### Directions
Copy all records verbatim.

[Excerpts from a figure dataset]
╭──
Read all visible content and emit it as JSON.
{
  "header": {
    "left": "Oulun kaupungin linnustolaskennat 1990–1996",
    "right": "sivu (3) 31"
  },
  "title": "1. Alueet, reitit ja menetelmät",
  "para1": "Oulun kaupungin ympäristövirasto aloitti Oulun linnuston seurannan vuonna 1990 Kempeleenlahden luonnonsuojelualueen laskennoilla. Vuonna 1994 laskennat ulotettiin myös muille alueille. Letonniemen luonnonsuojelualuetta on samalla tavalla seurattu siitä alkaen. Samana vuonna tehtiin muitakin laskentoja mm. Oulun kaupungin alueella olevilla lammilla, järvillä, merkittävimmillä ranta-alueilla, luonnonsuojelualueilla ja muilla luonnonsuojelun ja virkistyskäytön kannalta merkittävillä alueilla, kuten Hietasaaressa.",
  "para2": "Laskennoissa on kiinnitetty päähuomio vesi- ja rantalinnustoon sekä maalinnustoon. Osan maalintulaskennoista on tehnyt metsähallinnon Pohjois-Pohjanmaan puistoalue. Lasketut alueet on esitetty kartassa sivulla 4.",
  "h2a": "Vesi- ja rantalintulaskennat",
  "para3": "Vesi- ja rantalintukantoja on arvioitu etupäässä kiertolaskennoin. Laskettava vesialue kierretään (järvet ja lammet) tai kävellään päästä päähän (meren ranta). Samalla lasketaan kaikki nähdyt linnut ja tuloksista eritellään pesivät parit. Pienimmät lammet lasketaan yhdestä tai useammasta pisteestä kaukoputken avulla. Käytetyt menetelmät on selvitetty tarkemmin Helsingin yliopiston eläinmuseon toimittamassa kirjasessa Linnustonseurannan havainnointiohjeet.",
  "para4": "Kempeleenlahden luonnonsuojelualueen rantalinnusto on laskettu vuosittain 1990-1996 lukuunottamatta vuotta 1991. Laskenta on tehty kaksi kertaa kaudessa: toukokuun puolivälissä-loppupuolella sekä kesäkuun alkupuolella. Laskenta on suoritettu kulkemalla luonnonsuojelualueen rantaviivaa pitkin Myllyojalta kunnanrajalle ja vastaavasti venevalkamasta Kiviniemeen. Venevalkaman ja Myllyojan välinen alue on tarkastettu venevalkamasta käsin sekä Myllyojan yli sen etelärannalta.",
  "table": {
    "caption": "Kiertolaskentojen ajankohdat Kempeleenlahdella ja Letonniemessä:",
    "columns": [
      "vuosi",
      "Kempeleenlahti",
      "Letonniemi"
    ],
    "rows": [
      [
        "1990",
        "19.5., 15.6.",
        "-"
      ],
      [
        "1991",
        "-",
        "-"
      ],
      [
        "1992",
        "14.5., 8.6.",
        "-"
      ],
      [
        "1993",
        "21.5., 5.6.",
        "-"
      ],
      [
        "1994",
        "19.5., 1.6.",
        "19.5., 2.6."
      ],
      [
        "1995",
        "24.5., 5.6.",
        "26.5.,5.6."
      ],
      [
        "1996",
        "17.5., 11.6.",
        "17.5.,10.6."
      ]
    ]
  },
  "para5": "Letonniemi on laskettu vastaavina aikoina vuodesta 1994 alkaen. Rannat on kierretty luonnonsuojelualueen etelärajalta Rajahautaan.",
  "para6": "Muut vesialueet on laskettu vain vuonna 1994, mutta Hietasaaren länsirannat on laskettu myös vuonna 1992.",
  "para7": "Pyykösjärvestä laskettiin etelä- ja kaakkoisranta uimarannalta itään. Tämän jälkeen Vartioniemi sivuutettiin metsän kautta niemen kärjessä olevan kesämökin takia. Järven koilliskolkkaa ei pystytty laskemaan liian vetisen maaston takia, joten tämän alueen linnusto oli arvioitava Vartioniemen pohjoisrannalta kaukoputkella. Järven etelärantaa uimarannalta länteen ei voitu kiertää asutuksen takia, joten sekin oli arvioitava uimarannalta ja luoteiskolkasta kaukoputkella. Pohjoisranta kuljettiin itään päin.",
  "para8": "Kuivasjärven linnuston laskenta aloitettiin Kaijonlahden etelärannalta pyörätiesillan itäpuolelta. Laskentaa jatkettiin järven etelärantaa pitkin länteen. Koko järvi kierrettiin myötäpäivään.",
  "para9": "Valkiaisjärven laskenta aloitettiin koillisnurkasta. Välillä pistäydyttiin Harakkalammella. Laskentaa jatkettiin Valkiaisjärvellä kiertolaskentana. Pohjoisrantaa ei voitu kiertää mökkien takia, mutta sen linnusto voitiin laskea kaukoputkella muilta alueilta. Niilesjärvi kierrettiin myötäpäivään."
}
╰──
### Solution below
Read all visible content and emit it as JSON.
{
  "header": {
    "left": "Oulun kaupungin linnustolaskennat 1990–1996",
    "right": "sivu (3) 31"
  },
  "title": "1. Alueet, reitit ja menetelmät",
  "para1": "Oulun kaupungin ympäristövirasto aloitti Oulun linnuston seurannan vuonna 1990 Kempeleenlahden luonnonsuojelualueen laskennoilla. Vuonna 1994 laskennat ulotettiin myös muille alueille. Letonniemen luonnonsuojelualuetta on samalla tavalla seurattu siitä alkaen. Samana vuonna tehtiin muitakin laskentoja mm. Oulun kaupungin alueella olevilla lammilla, järvillä, merkittävimmillä ranta-alueilla, luonnonsuojelualueilla ja muilla luonnonsuojelun ja virkistyskäytön kannalta merkittävillä alueilla, kuten Hietasaaressa.",
  "para2": "Laskennoissa on kiinnitetty päähuomio vesi- ja rantalinnustoon sekä maalinnustoon. Osan maalintulaskennoista on tehnyt metsähallinnon Pohjois-Pohjanmaan puistoalue. Lasketut alueet on esitetty kartassa sivulla 4.",
  "h2a": "Vesi- ja rantalintulaskennat",
  "para3": "Vesi- ja rantalintukantoja on arvioitu etupäässä kiertolaskennoin. Laskettava vesialue kierretään (järvet ja lammet) tai kävellään päästä päähän (meren ranta). Samalla lasketaan kaikki nähdyt linnut ja tuloksista eritellään pesivät parit. Pienimmät lammet lasketaan yhdestä tai useammasta pisteestä kaukoputken avulla. Käytetyt menetelmät on selvitetty tarkemmin Helsingin yliopiston eläinmuseon toimittamassa kirjasessa Linnustonseurannan havainnointiohjeet.",
  "para4": "Kempeleenlahden luonnonsuojelualueen rantalinnusto on laskettu vuosittain 1990-1996 lukuunottamatta vuotta 1991. Laskenta on tehty kaksi kertaa kaudessa: toukokuun puolivälissä-loppupuolella sekä kesäkuun alkupuolella. Laskenta on suoritettu kulkemalla luonnonsuojelualueen rantaviivaa pitkin Myllyojalta kunnanrajalle ja vastaavasti venevalkamasta Kiviniemeen. Venevalkaman ja Myllyojan välinen alue on tarkastettu venevalkamasta käsin sekä Myllyojan yli sen etelärannalta.",
  "table": {
    "caption": "Kiertolaskentojen ajankohdat Kempeleenlahdella ja Letonniemessä:",
    "columns": [
      "vuosi",
      "Kempeleenlahti",
      "Letonniemi"
    ],
    "rows": [
      [
        "1990",
        "19.5., 15.6.",
        "-"
      ],
      [
        "1991",
        "-",
        "-"
      ],
      [
        "1992",
        "14.5., 8.6.",
        "-"
      ],
      [
        "1993",
        "21.5., 5.6.",
        "-"
      ],
      [
        "1994",
        "19.5., 1.6.",
        "19.5., 2.6."
      ],
      [
        "1995",
        "24.5., 5.6.",
        "26.5.,5.6."
      ],
      [
        "1996",
        "17.5., 11.6.",
        "17.5.,10.6."
      ]
    ]
  },
  "para5": "Letonniemi on laskettu vastaavina aikoina vuodesta 1994 alkaen. Rannat on kierretty luonnonsuojelualueen etelärajalta Rajahautaan.",
  "para6": "Muut vesialueet on laskettu vain vuonna 1994, mutta Hietasaaren länsirannat on laskettu myös vuonna 1992.",
  "para7": "Pyykösjärvestä laskettiin etelä- ja kaakkoisranta uimarannalta itään. Tämän jälkeen Vartioniemi sivuutettiin metsän kautta niemen kärjessä olevan kesämökin takia. Järven koilliskolkkaa ei pystytty laskemaan liian vetisen maaston takia, joten tämän alueen linnusto oli arvioitava Vartioniemen pohjoisrannalta kaukoputkella. Järven etelärantaa uimarannalta länteen ei voitu kiertää asutuksen takia, joten sekin oli arvioitava uimarannalta ja luoteiskolkasta kaukoputkella. Pohjoisranta kuljettiin itään päin.",
  "para8": "Kuivasjärven linnuston laskenta aloitettiin Kaijonlahden etelärannalta pyörätiesillan itäpuolelta. Laskentaa jatkettiin järven etelärantaa pitkin länteen. Koko järvi kierrettiin myötäpäivään.",
  "para9": "Valkiaisjärven laskenta aloitettiin koillisnurkasta. Välillä pistäydyttiin Harakkalammella. Laskentaa jatkettiin Valkiaisjärvellä kiertolaskentana. Pohjoisrantaa ei voitu kiertää mökkien takia, mutta sen linnusto voitiin laskea kaukoputkella muilta alueilta. Niilesjärvi kierrettiin myötäpäivään."
}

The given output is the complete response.